> _Short problem_: Return the whole listing exactly as it stands.
── Excerpted records ──
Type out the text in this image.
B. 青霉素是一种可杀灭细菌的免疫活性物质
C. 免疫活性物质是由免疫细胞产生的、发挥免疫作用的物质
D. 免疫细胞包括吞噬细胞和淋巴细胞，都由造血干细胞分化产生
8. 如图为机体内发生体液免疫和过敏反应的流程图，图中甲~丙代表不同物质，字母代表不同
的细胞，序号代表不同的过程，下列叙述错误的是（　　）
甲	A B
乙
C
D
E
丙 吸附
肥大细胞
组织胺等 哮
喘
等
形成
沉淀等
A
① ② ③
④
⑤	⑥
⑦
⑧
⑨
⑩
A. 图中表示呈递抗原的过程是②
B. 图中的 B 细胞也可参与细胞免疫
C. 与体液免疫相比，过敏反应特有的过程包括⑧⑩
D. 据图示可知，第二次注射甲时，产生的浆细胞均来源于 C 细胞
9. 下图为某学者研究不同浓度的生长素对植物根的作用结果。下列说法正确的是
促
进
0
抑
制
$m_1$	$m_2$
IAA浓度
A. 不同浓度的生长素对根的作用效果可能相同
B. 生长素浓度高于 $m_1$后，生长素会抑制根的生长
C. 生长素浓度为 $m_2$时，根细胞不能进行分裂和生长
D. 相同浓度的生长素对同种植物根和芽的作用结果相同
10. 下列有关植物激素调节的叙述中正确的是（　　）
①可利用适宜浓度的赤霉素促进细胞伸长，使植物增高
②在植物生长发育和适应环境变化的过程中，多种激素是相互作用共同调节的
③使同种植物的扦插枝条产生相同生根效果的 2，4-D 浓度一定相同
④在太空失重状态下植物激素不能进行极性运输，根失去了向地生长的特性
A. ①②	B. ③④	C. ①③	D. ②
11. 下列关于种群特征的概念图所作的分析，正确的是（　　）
───
> _Answer below_:
Type out the text in this image.
B. 青霉素是一种可杀灭细菌的免疫活性物质
C. 免疫活性物质是由免疫细胞产生的、发挥免疫作用的物质
D. 免疫细胞包括吞噬细胞和淋巴细胞，都由造血干细胞分化产生
8. 如图为机体内发生体液免疫和过敏反应的流程图，图中甲~丙代表不同物质，字母代表不同
的细胞，序号代表不同的过程，下列叙述错误的是（　　）
甲	A B
乙
C
D
E
丙 吸附
肥大细胞
组织胺等 哮
喘
等
形成
沉淀等
A
① ② ③
④
⑤	⑥
⑦
⑧
⑨
⑩
A. 图中表示呈递抗原的过程是②
B. 图中的 B 细胞也可参与细胞免疫
C. 与体液免疫相比，过敏反应特有的过程包括⑧⑩
D. 据图示可知，第二次注射甲时，产生的浆细胞均来源于 C 细胞
9. 下图为某学者研究不同浓度的生长素对植物根的作用结果。下列说法正确的是
促
进
0
抑
制
$m_1$	$m_2$
IAA浓度
A. 不同浓度的生长素对根的作用效果可能相同
B. 生长素浓度高于 $m_1$后，生长素会抑制根的生长
C. 生长素浓度为 $m_2$时，根细胞不能进行分裂和生长
D. 相同浓度的生长素对同种植物根和芽的作用结果相同
10. 下列有关植物激素调节的叙述中正确的是（　　）
①可利用适宜浓度的赤霉素促进细胞伸长，使植物增高
②在植物生长发育和适应环境变化的过程中，多种激素是相互作用共同调节的
③使同种植物的扦插枝条产生相同生根效果的 2，4-D 浓度一定相同
④在太空失重状态下植物激素不能进行极性运输，根失去了向地生长的特性
A. ①②	B. ③④	C. ①③	D. ②
11. 下列关于种群特征的概念图所作的分析，正确的是（　　）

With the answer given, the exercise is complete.